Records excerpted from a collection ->
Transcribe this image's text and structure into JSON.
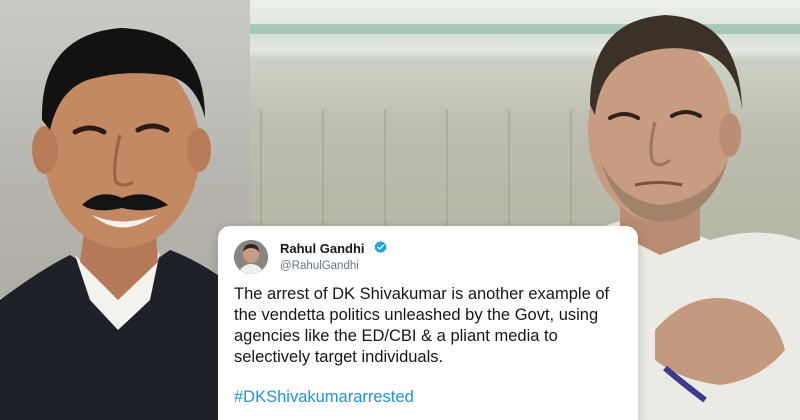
{
  "tweet": {
    "name": "Rahul Gandhi",
    "handle": "@RahulGandhi",
    "text": "The arrest of DK Shivakumar is another example of the vendetta politics unleashed by the Govt, using agencies like the ED/CBI & a pliant media to selectively target individuals.",
    "hashtag": "#DKShivakumararrested",
    "verified": true
  },
  "colors": {
    "hashtag": "#1b95e0",
    "verified_badge": "#1da1f2",
    "text": "#14171a",
    "handle": "#657786"
  },
  "icons": {
    "verified": "verified-badge-icon",
    "avatar": "profile-avatar"
  }
}
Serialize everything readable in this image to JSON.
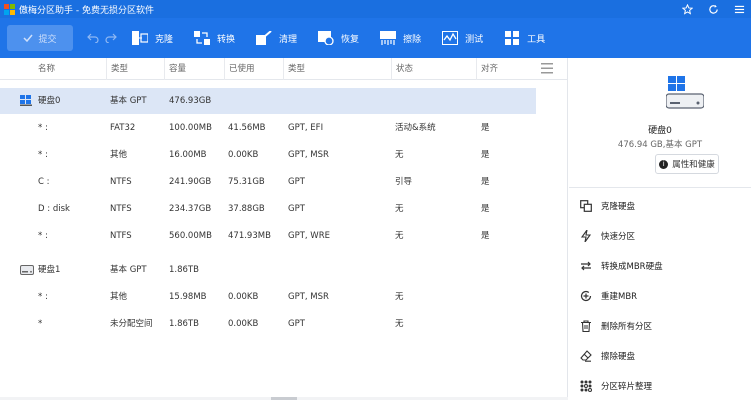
{
  "titlebar": {
    "title": "傲梅分区助手 - 免费无损分区软件",
    "icons": [
      "star-icon",
      "refresh-icon",
      "menu-icon"
    ]
  },
  "toolbar": {
    "submit_label": "提交",
    "tools": [
      {
        "label": "克隆",
        "icon": "clone-icon"
      },
      {
        "label": "转换",
        "icon": "convert-icon"
      },
      {
        "label": "清理",
        "icon": "clean-icon"
      },
      {
        "label": "恢复",
        "icon": "recover-icon"
      },
      {
        "label": "擦除",
        "icon": "wipe-icon"
      },
      {
        "label": "测试",
        "icon": "test-icon"
      },
      {
        "label": "工具",
        "icon": "tools-icon"
      }
    ]
  },
  "table": {
    "headers": [
      "名称",
      "类型",
      "容量",
      "已使用",
      "类型",
      "状态",
      "对齐"
    ],
    "rows": [
      {
        "kind": "disk",
        "name": "硬盘0",
        "type": "基本 GPT",
        "capacity": "476.93GB",
        "used": "",
        "ptype": "",
        "status": "",
        "align": ""
      },
      {
        "kind": "part",
        "name": "* :",
        "type": "FAT32",
        "capacity": "100.00MB",
        "used": "41.56MB",
        "ptype": "GPT, EFI",
        "status": "活动&系统",
        "align": "是"
      },
      {
        "kind": "part",
        "name": "* :",
        "type": "其他",
        "capacity": "16.00MB",
        "used": "0.00KB",
        "ptype": "GPT, MSR",
        "status": "无",
        "align": "是"
      },
      {
        "kind": "part",
        "name": "C :",
        "type": "NTFS",
        "capacity": "241.90GB",
        "used": "75.31GB",
        "ptype": "GPT",
        "status": "引导",
        "align": "是"
      },
      {
        "kind": "part",
        "name": "D : disk",
        "type": "NTFS",
        "capacity": "234.37GB",
        "used": "37.88GB",
        "ptype": "GPT",
        "status": "无",
        "align": "是"
      },
      {
        "kind": "part",
        "name": "* :",
        "type": "NTFS",
        "capacity": "560.00MB",
        "used": "471.93MB",
        "ptype": "GPT, WRE",
        "status": "无",
        "align": "是"
      },
      {
        "kind": "disk2",
        "name": "硬盘1",
        "type": "基本 GPT",
        "capacity": "1.86TB",
        "used": "",
        "ptype": "",
        "status": "",
        "align": ""
      },
      {
        "kind": "part",
        "name": "* :",
        "type": "其他",
        "capacity": "15.98MB",
        "used": "0.00KB",
        "ptype": "GPT, MSR",
        "status": "无",
        "align": ""
      },
      {
        "kind": "part",
        "name": "*",
        "type": "未分配空间",
        "capacity": "1.86TB",
        "used": "0.00KB",
        "ptype": "GPT",
        "status": "无",
        "align": ""
      }
    ]
  },
  "panel": {
    "disk_name": "硬盘0",
    "disk_info": "476.94 GB,基本 GPT",
    "prop_label": "属性和健康",
    "ops": [
      {
        "label": "克隆硬盘",
        "icon": "clone-disk-icon"
      },
      {
        "label": "快速分区",
        "icon": "quick-partition-icon"
      },
      {
        "label": "转换成MBR硬盘",
        "icon": "convert-mbr-icon"
      },
      {
        "label": "重建MBR",
        "icon": "rebuild-mbr-icon"
      },
      {
        "label": "删除所有分区",
        "icon": "delete-all-icon"
      },
      {
        "label": "擦除硬盘",
        "icon": "wipe-disk-icon"
      },
      {
        "label": "分区碎片整理",
        "icon": "defrag-icon"
      }
    ]
  },
  "colors": {
    "accent": "#1f74e8",
    "selected_row": "#dce6f6"
  }
}
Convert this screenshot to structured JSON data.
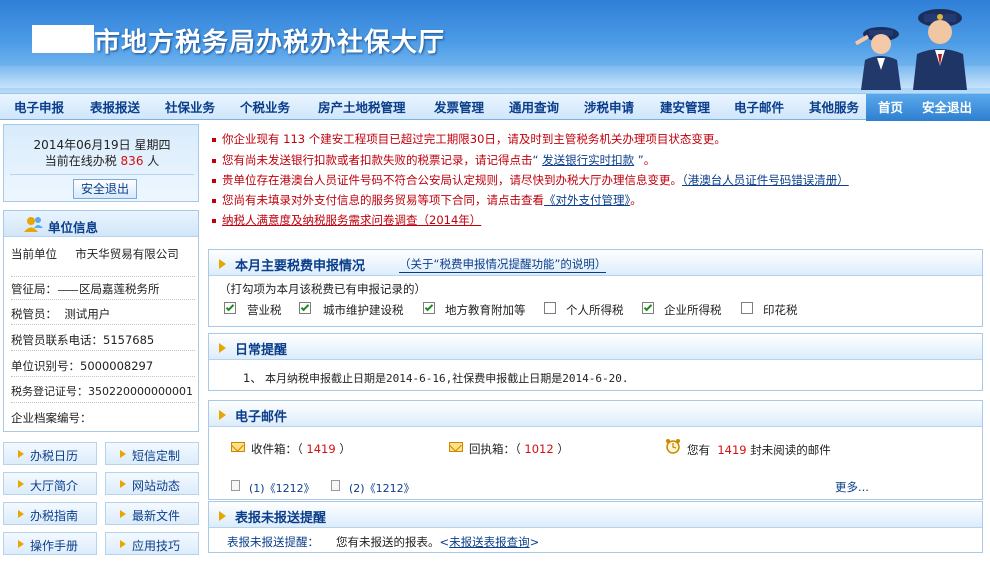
{
  "header": {
    "title": "市地方税务局办税办社保大厅"
  },
  "nav": {
    "items": [
      "电子申报",
      "表报报送",
      "社保业务",
      "个税业务",
      "房产土地税管理",
      "发票管理",
      "通用查询",
      "涉税申请",
      "建安管理",
      "电子邮件",
      "其他服务"
    ],
    "right_items": [
      "首页",
      "安全退出"
    ]
  },
  "session": {
    "date_line": "2014年06月19日 星期四",
    "online_prefix": "当前在线办税",
    "online_count": "836",
    "online_suffix": "人",
    "logout_label": "安全退出"
  },
  "unit_info": {
    "title": "单位信息",
    "rows": [
      {
        "label": "当前单位",
        "value": "市天华贸易有限公司"
      },
      {
        "label": "管征局：",
        "value": "区局嘉莲税务所"
      },
      {
        "label": "税管员：",
        "value": "测试用户"
      },
      {
        "label": "税管员联系电话：",
        "value": "5157685"
      },
      {
        "label": "单位识别号：",
        "value": "5000008297"
      },
      {
        "label": "税务登记证号：",
        "value": "350220000000001"
      },
      {
        "label": "企业档案编号：",
        "value": ""
      }
    ]
  },
  "quick_links": [
    "办税日历",
    "短信定制",
    "大厅简介",
    "网站动态",
    "办税指南",
    "最新文件",
    "操作手册",
    "应用技巧"
  ],
  "notices": {
    "n1": {
      "pre": "你企业现有",
      "num": "113",
      "post": "个建安工程项目已超过完工期限30日，请及时到主管税务机关办理项目状态变更。"
    },
    "n2": {
      "pre": "您有尚未发送银行扣款或者扣款失败的税票记录，请记得点击",
      "q1": "“",
      "link": "发送银行实时扣款",
      "q2": "”",
      "end": "。"
    },
    "n3": {
      "pre": "贵单位存在港澳台人员证件号码不符合公安局认定规则，请尽快到办税大厅办理信息变更。",
      "link": "（港澳台人员证件号码错误清册）"
    },
    "n4": {
      "pre": "您尚有未填录对外支付信息的服务贸易等项下合同，请点击查看",
      "link": "《对外支付管理》",
      "end": "。"
    },
    "n5": {
      "link": "纳税人满意度及纳税服务需求问卷调查（2014年）"
    }
  },
  "tax_panel": {
    "title": "本月主要税费申报情况",
    "link": "（关于“税费申报情况提醒功能”的说明）",
    "hint": "（打勾项为本月该税费已有申报记录的）",
    "items": [
      {
        "label": "营业税",
        "checked": true
      },
      {
        "label": "城市维护建设税",
        "checked": true
      },
      {
        "label": "地方教育附加等",
        "checked": true
      },
      {
        "label": "个人所得税",
        "checked": false
      },
      {
        "label": "企业所得税",
        "checked": true
      },
      {
        "label": "印花税",
        "checked": false
      }
    ]
  },
  "daily_panel": {
    "title": "日常提醒",
    "item_no": "1、",
    "item_text": "本月纳税申报截止日期是2014-6-16,社保费申报截止日期是2014-6-20."
  },
  "mail_panel": {
    "title": "电子邮件",
    "inbox_label": "收件箱：（",
    "inbox_count": "1419",
    "inbox_close": "）",
    "receipt_label": "回执箱：（",
    "receipt_count": "1012",
    "receipt_close": "）",
    "unread_pre": "您有",
    "unread_count": "1419",
    "unread_post": "封未阅读的邮件",
    "doc1": "(1)《1212》",
    "doc2": "(2)《1212》",
    "more": "更多..."
  },
  "report_panel": {
    "title": "表报未报送提醒",
    "label": "表报未报送提醒：",
    "text": "您有未报送的报表。",
    "link_open": "<",
    "link": "未报送表报查询",
    "link_close": ">"
  },
  "colors": {
    "nav_text": "#0b3e8a",
    "alert_red": "#c0000c",
    "accent_orange": "#e8a600"
  }
}
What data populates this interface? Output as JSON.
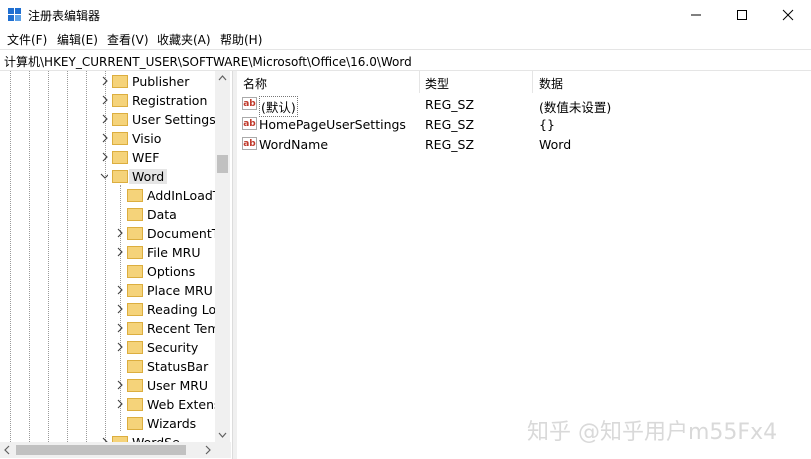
{
  "window": {
    "title": "注册表编辑器"
  },
  "menu": [
    {
      "label": "文件(F)"
    },
    {
      "label": "编辑(E)"
    },
    {
      "label": "查看(V)"
    },
    {
      "label": "收藏夹(A)"
    },
    {
      "label": "帮助(H)"
    }
  ],
  "address": "计算机\\HKEY_CURRENT_USER\\SOFTWARE\\Microsoft\\Office\\16.0\\Word",
  "tree": [
    {
      "label": "Publisher",
      "level": 0,
      "chevron": "right"
    },
    {
      "label": "Registration",
      "level": 0,
      "chevron": "right"
    },
    {
      "label": "User Settings",
      "level": 0,
      "chevron": "right"
    },
    {
      "label": "Visio",
      "level": 0,
      "chevron": "right"
    },
    {
      "label": "WEF",
      "level": 0,
      "chevron": "right"
    },
    {
      "label": "Word",
      "level": 0,
      "chevron": "down",
      "selected": true
    },
    {
      "label": "AddInLoadT",
      "level": 1,
      "chevron": "none"
    },
    {
      "label": "Data",
      "level": 1,
      "chevron": "none"
    },
    {
      "label": "DocumentTe",
      "level": 1,
      "chevron": "right"
    },
    {
      "label": "File MRU",
      "level": 1,
      "chevron": "right"
    },
    {
      "label": "Options",
      "level": 1,
      "chevron": "none"
    },
    {
      "label": "Place MRU",
      "level": 1,
      "chevron": "right"
    },
    {
      "label": "Reading Loc",
      "level": 1,
      "chevron": "right"
    },
    {
      "label": "Recent Temp",
      "level": 1,
      "chevron": "right"
    },
    {
      "label": "Security",
      "level": 1,
      "chevron": "right"
    },
    {
      "label": "StatusBar",
      "level": 1,
      "chevron": "none"
    },
    {
      "label": "User MRU",
      "level": 1,
      "chevron": "right"
    },
    {
      "label": "Web Extensi",
      "level": 1,
      "chevron": "right"
    },
    {
      "label": "Wizards",
      "level": 1,
      "chevron": "none"
    },
    {
      "label": "WordSe",
      "level": 0,
      "chevron": "right"
    }
  ],
  "columns": {
    "name": "名称",
    "type": "类型",
    "data": "数据"
  },
  "values": [
    {
      "name": "(默认)",
      "type": "REG_SZ",
      "data": "(数值未设置)"
    },
    {
      "name": "HomePageUserSettings",
      "type": "REG_SZ",
      "data": "{}"
    },
    {
      "name": "WordName",
      "type": "REG_SZ",
      "data": "Word"
    }
  ],
  "icons": {
    "value_icon_text": "ab"
  },
  "watermark": "知乎 @知乎用户m55Fx4",
  "colors": {
    "folder": "#f5d37a",
    "folder_edge": "#dcae3f",
    "selected_bg": "#e5e5e5",
    "app_icon": "#1f6fd1"
  }
}
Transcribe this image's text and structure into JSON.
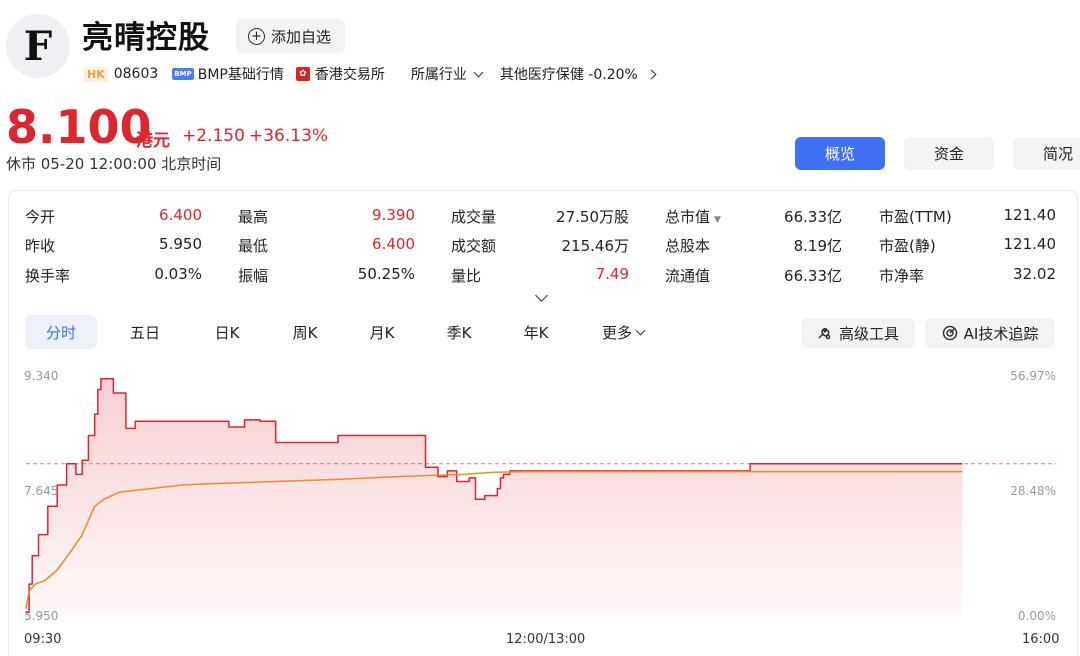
{
  "stock": {
    "logo_letter": "F",
    "name": "亮晴控股",
    "add_watch_label": "添加自选",
    "market_badge": "HK",
    "code": "08603",
    "bmp_badge": "BMP",
    "bmp_label": "BMP基础行情",
    "exchange": "香港交易所",
    "industry_label": "所属行业",
    "sector": "其他医疗保健 -0.20%",
    "price": "8.100",
    "currency": "港元",
    "change": "+2.150",
    "change_pct": "+36.13%",
    "status": "休市 05-20 12:00:00 北京时间"
  },
  "view_tabs": [
    {
      "label": "概览",
      "active": true
    },
    {
      "label": "资金",
      "active": false
    },
    {
      "label": "简况",
      "active": false
    }
  ],
  "quote": {
    "col1": [
      {
        "label": "今开",
        "value": "6.400",
        "red": true
      },
      {
        "label": "昨收",
        "value": "5.950",
        "red": false
      },
      {
        "label": "换手率",
        "value": "0.03%",
        "red": false
      }
    ],
    "col2": [
      {
        "label": "最高",
        "value": "9.390",
        "red": true
      },
      {
        "label": "最低",
        "value": "6.400",
        "red": true
      },
      {
        "label": "振幅",
        "value": "50.25%",
        "red": false
      }
    ],
    "col3": [
      {
        "label": "成交量",
        "value": "27.50万股",
        "red": false
      },
      {
        "label": "成交额",
        "value": "215.46万",
        "red": false
      },
      {
        "label": "量比",
        "value": "7.49",
        "red": true
      }
    ],
    "col4": [
      {
        "label": "总市值",
        "value": "66.33亿",
        "red": false
      },
      {
        "label": "总股本",
        "value": "8.19亿",
        "red": false
      },
      {
        "label": "流通值",
        "value": "66.33亿",
        "red": false
      }
    ],
    "col5": [
      {
        "label": "市盈(TTM)",
        "value": "121.40",
        "red": false
      },
      {
        "label": "市盈(静)",
        "value": "121.40",
        "red": false
      },
      {
        "label": "市净率",
        "value": "32.02",
        "red": false
      }
    ]
  },
  "period_tabs": [
    {
      "label": "分时",
      "active": true
    },
    {
      "label": "五日",
      "active": false
    },
    {
      "label": "日K",
      "active": false
    },
    {
      "label": "周K",
      "active": false
    },
    {
      "label": "月K",
      "active": false
    },
    {
      "label": "季K",
      "active": false
    },
    {
      "label": "年K",
      "active": false
    },
    {
      "label": "更多",
      "active": false
    }
  ],
  "tools": {
    "advanced": "高级工具",
    "ai": "AI技术追踪"
  },
  "colors": {
    "up": "#e0242e",
    "avg": "#f08a24",
    "accent": "#3f6ff2"
  },
  "chart_data": {
    "type": "line",
    "title": "",
    "prev_close": 5.95,
    "y_left_ticks": [
      "9.340",
      "7.645",
      "5.950"
    ],
    "y_right_ticks": [
      "56.97%",
      "28.48%",
      "0.00%"
    ],
    "ylim": [
      5.95,
      9.34
    ],
    "x_labels": [
      "09:30",
      "12:00/13:00",
      "16:00"
    ],
    "total_minutes": 330,
    "series": [
      {
        "key": "price",
        "minute": [
          0,
          1,
          2,
          4,
          7,
          10,
          13,
          16,
          18,
          20,
          22,
          23,
          24,
          27,
          28,
          32,
          35,
          40,
          45,
          55,
          60,
          65,
          70,
          75,
          80,
          85,
          95,
          100,
          110,
          120,
          128,
          132,
          135,
          138,
          142,
          144,
          147,
          150,
          151,
          152,
          153,
          155,
          160,
          170,
          190,
          210,
          231,
          232,
          245,
          260,
          296,
          300
        ],
        "value": [
          6.0,
          6.4,
          6.8,
          7.1,
          7.5,
          7.8,
          8.1,
          7.95,
          8.15,
          8.5,
          8.8,
          9.15,
          9.3,
          9.3,
          9.1,
          8.6,
          8.7,
          8.7,
          8.7,
          8.7,
          8.7,
          8.62,
          8.72,
          8.7,
          8.4,
          8.4,
          8.4,
          8.5,
          8.5,
          8.5,
          8.05,
          7.92,
          8.0,
          7.85,
          7.9,
          7.6,
          7.65,
          7.65,
          7.75,
          7.9,
          7.95,
          8.0,
          8.0,
          8.0,
          8.0,
          8.0,
          8.0,
          8.1,
          8.1,
          8.1,
          8.1,
          8.1
        ]
      },
      {
        "key": "avg",
        "minute": [
          0,
          1,
          3,
          6,
          10,
          15,
          18,
          22,
          25,
          30,
          40,
          50,
          60,
          80,
          100,
          120,
          140,
          150,
          160,
          200,
          250,
          300
        ],
        "value": [
          6.05,
          6.3,
          6.4,
          6.45,
          6.6,
          6.9,
          7.1,
          7.5,
          7.6,
          7.7,
          7.75,
          7.8,
          7.82,
          7.85,
          7.88,
          7.92,
          7.95,
          7.98,
          7.99,
          7.99,
          7.99,
          7.99
        ]
      }
    ]
  }
}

YOUR TASK ->
Only the number should be given: how many lines of the data contain the word "JSON"?

ANSWER IN FULL ->
5